• [WHAT IS ASKED]
Transcribe the entries exactly; images are not part of the copy.

• [RECORDS PROVIDED]
┌──

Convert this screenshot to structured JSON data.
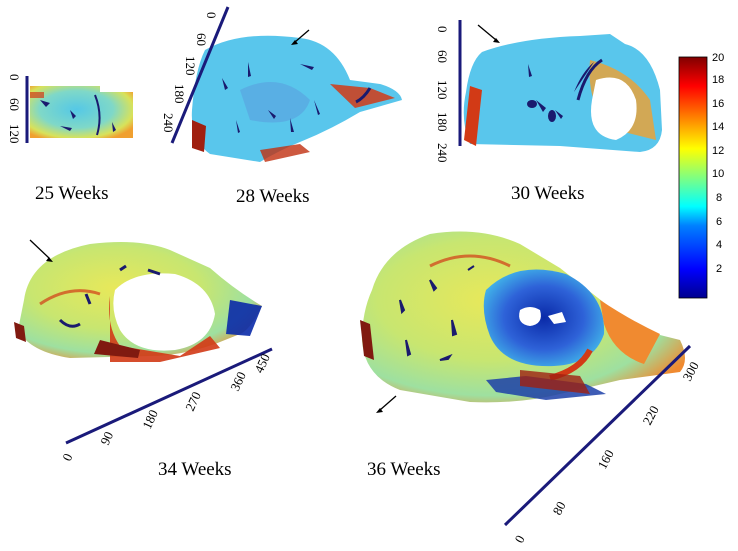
{
  "panels": [
    {
      "id": "w25",
      "label": "25 Weeks",
      "scale_ticks": [
        "0",
        "60",
        "120"
      ]
    },
    {
      "id": "w28",
      "label": "28 Weeks",
      "scale_ticks": [
        "0",
        "60",
        "120",
        "180",
        "240"
      ]
    },
    {
      "id": "w30",
      "label": "30 Weeks",
      "scale_ticks": [
        "0",
        "60",
        "120",
        "180",
        "240"
      ]
    },
    {
      "id": "w34",
      "label": "34 Weeks",
      "scale_ticks": [
        "0",
        "90",
        "180",
        "270",
        "360",
        "450"
      ]
    },
    {
      "id": "w36",
      "label": "36 Weeks",
      "scale_ticks": [
        "0",
        "80",
        "160",
        "220",
        "300"
      ]
    }
  ],
  "colorbar": {
    "min": 0,
    "max": 20,
    "ticks": [
      "20",
      "18",
      "16",
      "14",
      "12",
      "10",
      "8",
      "6",
      "4",
      "2"
    ],
    "colormap": [
      "#00008f",
      "#0000ff",
      "#0080ff",
      "#00ffff",
      "#80ff80",
      "#ffff00",
      "#ff8000",
      "#ff0000",
      "#800000"
    ]
  },
  "colors": {
    "scale_bar": "#1a1a7a",
    "tissue_main": "#7fd8d8",
    "tissue_warm": "#e8e25a",
    "tissue_hot": "#d23a16",
    "tissue_cold": "#1c3fa8",
    "tissue_dark": "#1a1a6e"
  }
}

└──

• [RESULT BELOW]
Convert this screenshot to structured JSON data.
{
  "panels": [
    {
      "id": "w25",
      "label": "25 Weeks",
      "scale_ticks": [
        "0",
        "60",
        "120"
      ]
    },
    {
      "id": "w28",
      "label": "28 Weeks",
      "scale_ticks": [
        "0",
        "60",
        "120",
        "180",
        "240"
      ]
    },
    {
      "id": "w30",
      "label": "30 Weeks",
      "scale_ticks": [
        "0",
        "60",
        "120",
        "180",
        "240"
      ]
    },
    {
      "id": "w34",
      "label": "34 Weeks",
      "scale_ticks": [
        "0",
        "90",
        "180",
        "270",
        "360",
        "450"
      ]
    },
    {
      "id": "w36",
      "label": "36 Weeks",
      "scale_ticks": [
        "0",
        "80",
        "160",
        "220",
        "300"
      ]
    }
  ],
  "colorbar": {
    "min": 0,
    "max": 20,
    "ticks": [
      "20",
      "18",
      "16",
      "14",
      "12",
      "10",
      "8",
      "6",
      "4",
      "2"
    ],
    "colormap": [
      "#00008f",
      "#0000ff",
      "#0080ff",
      "#00ffff",
      "#80ff80",
      "#ffff00",
      "#ff8000",
      "#ff0000",
      "#800000"
    ]
  },
  "colors": {
    "scale_bar": "#1a1a7a",
    "tissue_main": "#7fd8d8",
    "tissue_warm": "#e8e25a",
    "tissue_hot": "#d23a16",
    "tissue_cold": "#1c3fa8",
    "tissue_dark": "#1a1a6e"
  }
}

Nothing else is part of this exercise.